- **Written instruction**: Copy all of the material below exactly.

- **Provided entries**:
-------------------------

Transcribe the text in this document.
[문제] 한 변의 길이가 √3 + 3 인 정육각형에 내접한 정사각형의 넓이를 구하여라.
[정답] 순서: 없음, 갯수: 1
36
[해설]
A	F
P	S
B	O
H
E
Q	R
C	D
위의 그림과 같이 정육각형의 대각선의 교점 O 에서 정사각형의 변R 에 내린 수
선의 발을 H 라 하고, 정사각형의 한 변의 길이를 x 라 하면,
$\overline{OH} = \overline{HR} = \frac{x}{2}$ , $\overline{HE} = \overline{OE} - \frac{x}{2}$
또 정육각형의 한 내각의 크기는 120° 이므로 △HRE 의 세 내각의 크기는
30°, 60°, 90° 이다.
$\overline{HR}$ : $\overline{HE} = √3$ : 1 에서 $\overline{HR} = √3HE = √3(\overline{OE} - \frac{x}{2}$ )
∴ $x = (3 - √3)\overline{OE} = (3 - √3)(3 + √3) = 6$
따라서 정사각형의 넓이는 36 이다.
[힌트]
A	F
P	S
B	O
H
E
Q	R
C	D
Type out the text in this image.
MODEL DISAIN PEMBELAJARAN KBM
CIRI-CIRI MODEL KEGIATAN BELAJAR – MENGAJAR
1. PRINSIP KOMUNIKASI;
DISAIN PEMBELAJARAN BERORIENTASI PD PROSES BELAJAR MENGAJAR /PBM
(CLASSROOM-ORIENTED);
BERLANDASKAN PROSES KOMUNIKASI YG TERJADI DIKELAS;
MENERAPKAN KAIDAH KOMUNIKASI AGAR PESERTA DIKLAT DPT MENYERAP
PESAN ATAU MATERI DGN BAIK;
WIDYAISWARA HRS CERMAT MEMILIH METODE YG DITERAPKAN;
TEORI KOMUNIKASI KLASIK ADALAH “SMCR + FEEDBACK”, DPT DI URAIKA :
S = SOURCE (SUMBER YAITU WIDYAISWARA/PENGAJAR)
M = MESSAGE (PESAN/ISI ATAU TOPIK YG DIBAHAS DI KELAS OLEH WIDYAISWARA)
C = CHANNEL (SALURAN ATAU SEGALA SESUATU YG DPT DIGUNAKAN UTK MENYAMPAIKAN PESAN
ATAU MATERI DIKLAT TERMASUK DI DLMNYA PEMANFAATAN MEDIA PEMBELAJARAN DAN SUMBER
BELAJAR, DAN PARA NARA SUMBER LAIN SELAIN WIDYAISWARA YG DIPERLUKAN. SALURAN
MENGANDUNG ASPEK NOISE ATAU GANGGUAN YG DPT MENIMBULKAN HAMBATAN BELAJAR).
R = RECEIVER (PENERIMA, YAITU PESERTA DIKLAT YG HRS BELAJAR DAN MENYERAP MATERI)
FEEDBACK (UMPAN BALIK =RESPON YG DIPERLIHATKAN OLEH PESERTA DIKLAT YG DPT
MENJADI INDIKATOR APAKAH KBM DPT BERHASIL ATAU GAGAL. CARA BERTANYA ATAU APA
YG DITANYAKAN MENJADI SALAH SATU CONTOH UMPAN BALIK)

-------------------------

- **Answer to the exercise**:
Transcribe the text in this document.
[문제] 한 변의 길이가 √3 + 3 인 정육각형에 내접한 정사각형의 넓이를 구하여라.
[정답] 순서: 없음, 갯수: 1
36
[해설]
A	F
P	S
B	O
H
E
Q	R
C	D
위의 그림과 같이 정육각형의 대각선의 교점 O 에서 정사각형의 변R 에 내린 수
선의 발을 H 라 하고, 정사각형의 한 변의 길이를 x 라 하면,
$\overline{OH} = \overline{HR} = \frac{x}{2}$ , $\overline{HE} = \overline{OE} - \frac{x}{2}$
또 정육각형의 한 내각의 크기는 120° 이므로 △HRE 의 세 내각의 크기는
30°, 60°, 90° 이다.
$\overline{HR}$ : $\overline{HE} = √3$ : 1 에서 $\overline{HR} = √3HE = √3(\overline{OE} - \frac{x}{2}$ )
∴ $x = (3 - √3)\overline{OE} = (3 - √3)(3 + √3) = 6$
따라서 정사각형의 넓이는 36 이다.
[힌트]
A	F
P	S
B	O
H
E
Q	R
C	D
Type out the text in this image.
MODEL DISAIN PEMBELAJARAN KBM
CIRI-CIRI MODEL KEGIATAN BELAJAR – MENGAJAR
1. PRINSIP KOMUNIKASI;
DISAIN PEMBELAJARAN BERORIENTASI PD PROSES BELAJAR MENGAJAR /PBM
(CLASSROOM-ORIENTED);
BERLANDASKAN PROSES KOMUNIKASI YG TERJADI DIKELAS;
MENERAPKAN KAIDAH KOMUNIKASI AGAR PESERTA DIKLAT DPT MENYERAP
PESAN ATAU MATERI DGN BAIK;
WIDYAISWARA HRS CERMAT MEMILIH METODE YG DITERAPKAN;
TEORI KOMUNIKASI KLASIK ADALAH “SMCR + FEEDBACK”, DPT DI URAIKA :
S = SOURCE (SUMBER YAITU WIDYAISWARA/PENGAJAR)
M = MESSAGE (PESAN/ISI ATAU TOPIK YG DIBAHAS DI KELAS OLEH WIDYAISWARA)
C = CHANNEL (SALURAN ATAU SEGALA SESUATU YG DPT DIGUNAKAN UTK MENYAMPAIKAN PESAN
ATAU MATERI DIKLAT TERMASUK DI DLMNYA PEMANFAATAN MEDIA PEMBELAJARAN DAN SUMBER
BELAJAR, DAN PARA NARA SUMBER LAIN SELAIN WIDYAISWARA YG DIPERLUKAN. SALURAN
MENGANDUNG ASPEK NOISE ATAU GANGGUAN YG DPT MENIMBULKAN HAMBATAN BELAJAR).
R = RECEIVER (PENERIMA, YAITU PESERTA DIKLAT YG HRS BELAJAR DAN MENYERAP MATERI)
FEEDBACK (UMPAN BALIK =RESPON YG DIPERLIHATKAN OLEH PESERTA DIKLAT YG DPT
MENJADI INDIKATOR APAKAH KBM DPT BERHASIL ATAU GAGAL. CARA BERTANYA ATAU APA
YG DITANYAKAN MENJADI SALAH SATU CONTOH UMPAN BALIK)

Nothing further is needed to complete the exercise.